Dataset excerpt
'''

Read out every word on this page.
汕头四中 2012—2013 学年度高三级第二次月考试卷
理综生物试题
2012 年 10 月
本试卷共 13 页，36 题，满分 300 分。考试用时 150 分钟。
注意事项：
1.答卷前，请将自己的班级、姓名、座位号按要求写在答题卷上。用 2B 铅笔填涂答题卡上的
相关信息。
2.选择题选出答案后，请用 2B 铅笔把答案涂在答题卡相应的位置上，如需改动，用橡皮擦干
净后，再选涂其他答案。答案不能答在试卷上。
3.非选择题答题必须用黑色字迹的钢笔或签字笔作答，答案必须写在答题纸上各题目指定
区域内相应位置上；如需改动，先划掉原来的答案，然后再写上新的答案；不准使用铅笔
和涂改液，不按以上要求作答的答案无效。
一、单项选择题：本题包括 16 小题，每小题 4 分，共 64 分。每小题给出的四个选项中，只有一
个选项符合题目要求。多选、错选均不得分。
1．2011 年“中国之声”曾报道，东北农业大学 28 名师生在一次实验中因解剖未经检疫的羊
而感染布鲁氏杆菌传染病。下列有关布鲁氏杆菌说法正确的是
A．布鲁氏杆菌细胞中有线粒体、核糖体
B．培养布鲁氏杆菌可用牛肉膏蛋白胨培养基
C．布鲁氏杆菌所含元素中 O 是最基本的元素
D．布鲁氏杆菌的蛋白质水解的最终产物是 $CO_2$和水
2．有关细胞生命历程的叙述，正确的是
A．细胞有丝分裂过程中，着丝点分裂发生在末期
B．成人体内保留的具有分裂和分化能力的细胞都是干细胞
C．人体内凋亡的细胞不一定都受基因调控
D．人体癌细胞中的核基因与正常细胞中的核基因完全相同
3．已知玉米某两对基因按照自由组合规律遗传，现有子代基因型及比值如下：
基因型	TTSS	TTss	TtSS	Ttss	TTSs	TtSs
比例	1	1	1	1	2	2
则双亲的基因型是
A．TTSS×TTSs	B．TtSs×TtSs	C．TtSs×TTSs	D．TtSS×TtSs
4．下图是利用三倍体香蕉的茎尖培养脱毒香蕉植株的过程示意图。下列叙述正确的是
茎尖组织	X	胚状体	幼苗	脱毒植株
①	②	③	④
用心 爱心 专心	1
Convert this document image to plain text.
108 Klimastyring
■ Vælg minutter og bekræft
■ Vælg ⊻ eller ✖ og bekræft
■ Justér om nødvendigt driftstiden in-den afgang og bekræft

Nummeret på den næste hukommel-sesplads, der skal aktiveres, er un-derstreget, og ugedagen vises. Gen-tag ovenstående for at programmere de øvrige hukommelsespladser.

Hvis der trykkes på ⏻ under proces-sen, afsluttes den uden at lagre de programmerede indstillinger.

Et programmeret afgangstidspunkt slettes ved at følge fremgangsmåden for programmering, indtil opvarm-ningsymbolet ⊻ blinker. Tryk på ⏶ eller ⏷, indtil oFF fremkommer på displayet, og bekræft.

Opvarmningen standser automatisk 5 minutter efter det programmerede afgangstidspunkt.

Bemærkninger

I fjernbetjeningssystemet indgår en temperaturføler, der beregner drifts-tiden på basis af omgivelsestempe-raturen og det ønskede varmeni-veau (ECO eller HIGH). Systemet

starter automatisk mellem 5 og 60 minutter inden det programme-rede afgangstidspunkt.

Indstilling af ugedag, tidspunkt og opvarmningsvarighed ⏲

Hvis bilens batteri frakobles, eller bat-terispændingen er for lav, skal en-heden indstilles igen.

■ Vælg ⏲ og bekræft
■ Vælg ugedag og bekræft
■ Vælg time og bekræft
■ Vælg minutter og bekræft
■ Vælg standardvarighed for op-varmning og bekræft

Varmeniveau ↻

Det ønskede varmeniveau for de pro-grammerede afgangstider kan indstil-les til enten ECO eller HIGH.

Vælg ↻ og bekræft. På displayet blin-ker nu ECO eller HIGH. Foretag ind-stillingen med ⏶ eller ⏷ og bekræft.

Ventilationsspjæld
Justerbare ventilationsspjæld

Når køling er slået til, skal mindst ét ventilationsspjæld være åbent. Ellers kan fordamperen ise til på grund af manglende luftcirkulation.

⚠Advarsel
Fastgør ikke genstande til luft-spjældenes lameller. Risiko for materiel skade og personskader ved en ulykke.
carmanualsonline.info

'''

- Goal -
Show every line from the entries above in which "displayet" appears.

- Reply -
Et programmeret afgangstidspunkt slettes ved at følge fremgangsmåden for programmering, indtil opvarm-ningsymbolet ⊻ blinker. Tryk på ⏶ eller ⏷, indtil oFF fremkommer på displayet, og bekræft.
Vælg ↻ og bekræft. På displayet blin-ker nu ECO eller HIGH. Foretag ind-stillingen med ⏶ eller ⏷ og bekræft.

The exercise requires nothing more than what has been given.